Exercise: Find the string "Cell" in the entries and copy each line that has it.

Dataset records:

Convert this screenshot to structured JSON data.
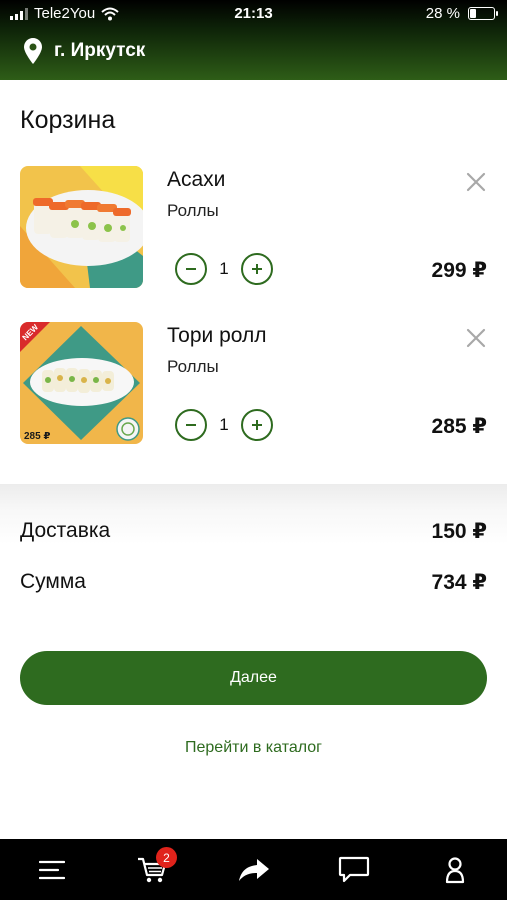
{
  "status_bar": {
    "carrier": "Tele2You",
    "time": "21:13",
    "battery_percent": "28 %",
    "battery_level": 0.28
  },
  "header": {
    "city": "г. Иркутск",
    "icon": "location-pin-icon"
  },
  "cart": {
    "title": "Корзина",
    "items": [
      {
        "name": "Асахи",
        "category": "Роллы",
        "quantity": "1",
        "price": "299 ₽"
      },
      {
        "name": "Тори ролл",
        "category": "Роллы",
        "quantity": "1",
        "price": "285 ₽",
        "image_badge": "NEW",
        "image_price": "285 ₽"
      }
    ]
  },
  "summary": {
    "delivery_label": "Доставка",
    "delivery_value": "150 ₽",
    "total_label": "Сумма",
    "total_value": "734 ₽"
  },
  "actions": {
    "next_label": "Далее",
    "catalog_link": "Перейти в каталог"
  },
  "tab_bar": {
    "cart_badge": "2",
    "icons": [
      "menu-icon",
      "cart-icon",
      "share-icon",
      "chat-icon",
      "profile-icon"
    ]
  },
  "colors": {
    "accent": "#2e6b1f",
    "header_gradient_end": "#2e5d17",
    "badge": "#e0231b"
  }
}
...
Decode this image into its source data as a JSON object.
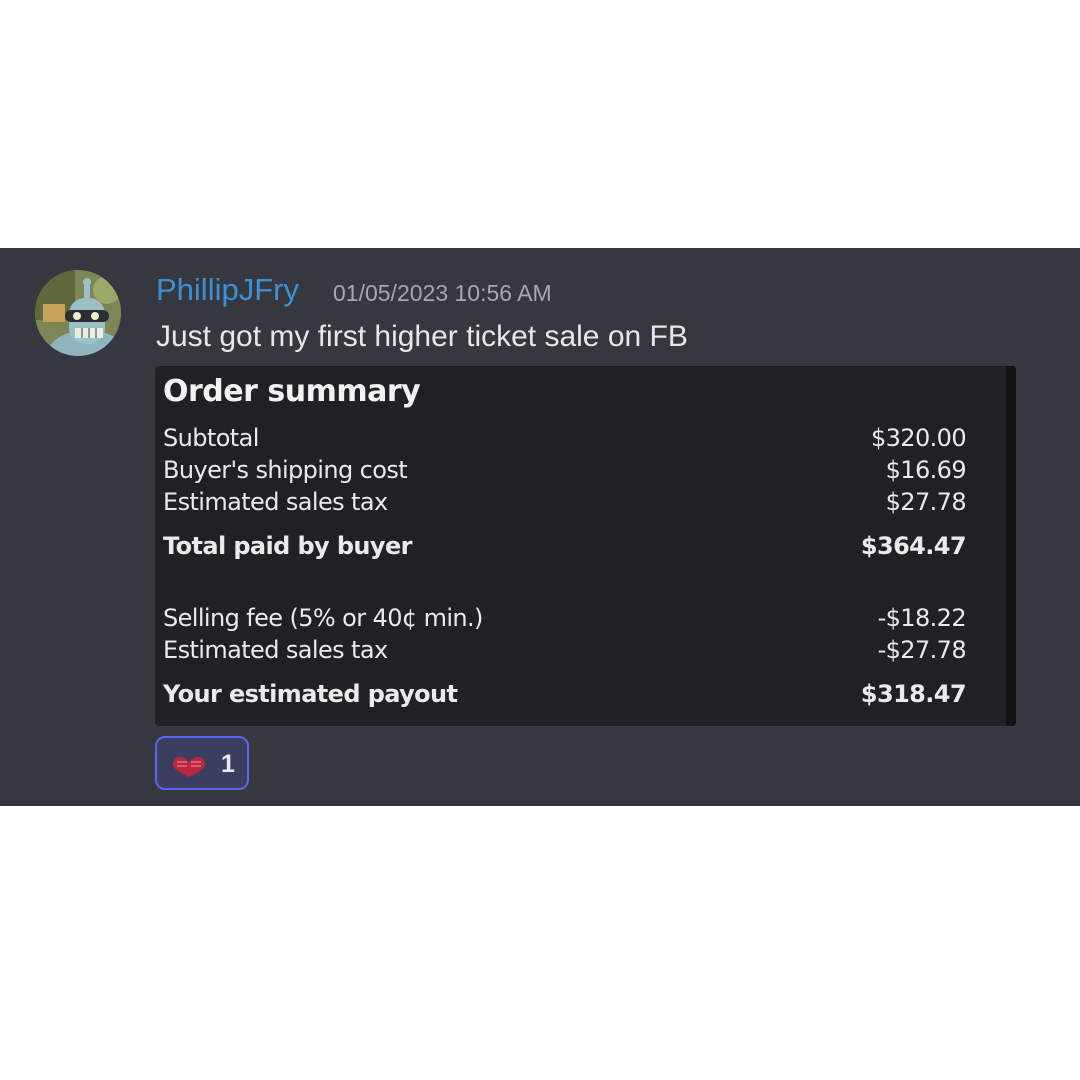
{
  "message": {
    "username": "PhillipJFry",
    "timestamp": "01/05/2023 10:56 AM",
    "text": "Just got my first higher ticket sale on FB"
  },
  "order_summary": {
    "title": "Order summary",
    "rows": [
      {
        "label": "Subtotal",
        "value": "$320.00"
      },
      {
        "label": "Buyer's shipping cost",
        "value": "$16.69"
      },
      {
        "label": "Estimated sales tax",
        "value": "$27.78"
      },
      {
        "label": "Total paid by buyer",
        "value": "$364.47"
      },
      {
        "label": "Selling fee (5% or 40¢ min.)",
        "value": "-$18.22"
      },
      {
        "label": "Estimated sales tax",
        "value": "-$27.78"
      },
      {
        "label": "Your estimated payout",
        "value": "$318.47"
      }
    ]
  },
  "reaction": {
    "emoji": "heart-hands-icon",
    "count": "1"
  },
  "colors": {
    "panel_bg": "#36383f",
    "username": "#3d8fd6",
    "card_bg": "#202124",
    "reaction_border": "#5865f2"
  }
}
...
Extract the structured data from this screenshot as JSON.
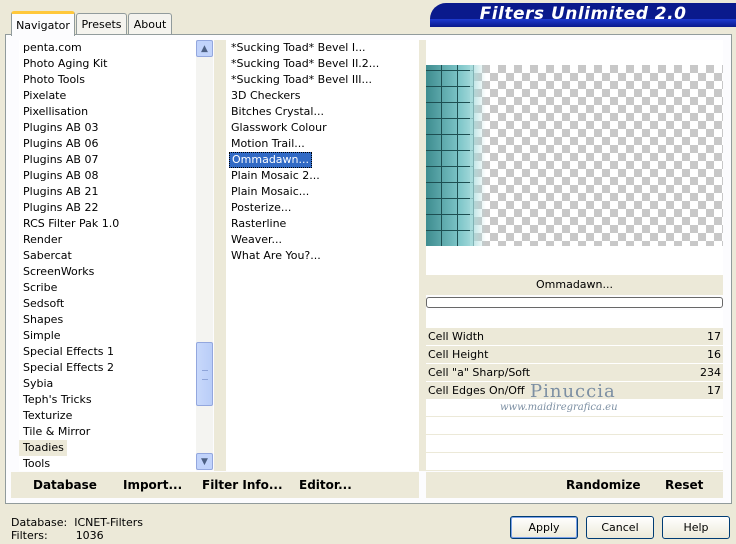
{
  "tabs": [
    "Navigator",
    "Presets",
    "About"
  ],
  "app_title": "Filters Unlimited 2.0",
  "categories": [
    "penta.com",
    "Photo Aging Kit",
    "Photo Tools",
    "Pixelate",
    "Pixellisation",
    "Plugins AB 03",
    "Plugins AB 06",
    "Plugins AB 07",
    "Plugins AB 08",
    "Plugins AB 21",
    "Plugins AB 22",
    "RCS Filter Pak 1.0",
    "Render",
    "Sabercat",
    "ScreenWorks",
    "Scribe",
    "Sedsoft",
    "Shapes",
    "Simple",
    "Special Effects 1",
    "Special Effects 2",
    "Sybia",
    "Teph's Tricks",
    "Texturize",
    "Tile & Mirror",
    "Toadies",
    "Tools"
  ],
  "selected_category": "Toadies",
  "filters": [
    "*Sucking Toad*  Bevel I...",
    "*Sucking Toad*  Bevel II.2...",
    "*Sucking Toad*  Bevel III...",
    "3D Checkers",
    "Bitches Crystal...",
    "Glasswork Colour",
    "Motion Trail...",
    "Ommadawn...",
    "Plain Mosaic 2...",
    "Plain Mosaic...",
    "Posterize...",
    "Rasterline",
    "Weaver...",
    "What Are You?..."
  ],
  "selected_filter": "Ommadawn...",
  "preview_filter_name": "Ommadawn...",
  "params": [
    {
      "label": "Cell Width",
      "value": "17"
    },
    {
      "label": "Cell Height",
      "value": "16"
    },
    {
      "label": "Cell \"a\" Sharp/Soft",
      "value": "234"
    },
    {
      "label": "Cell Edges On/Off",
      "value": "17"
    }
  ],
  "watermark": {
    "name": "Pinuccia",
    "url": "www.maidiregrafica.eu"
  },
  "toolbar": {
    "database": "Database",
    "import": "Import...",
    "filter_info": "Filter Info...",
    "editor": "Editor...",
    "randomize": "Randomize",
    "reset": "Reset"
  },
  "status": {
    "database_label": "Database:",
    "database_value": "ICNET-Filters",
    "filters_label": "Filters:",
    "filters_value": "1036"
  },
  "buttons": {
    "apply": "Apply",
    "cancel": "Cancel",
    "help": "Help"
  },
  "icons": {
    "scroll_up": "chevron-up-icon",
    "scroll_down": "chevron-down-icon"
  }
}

Expected answer:
      "label": "Cell Width",
      "label": "Cell Height",
      "label": "Cell \"a\" Sharp/Soft",
      "label": "Cell Edges On/Off",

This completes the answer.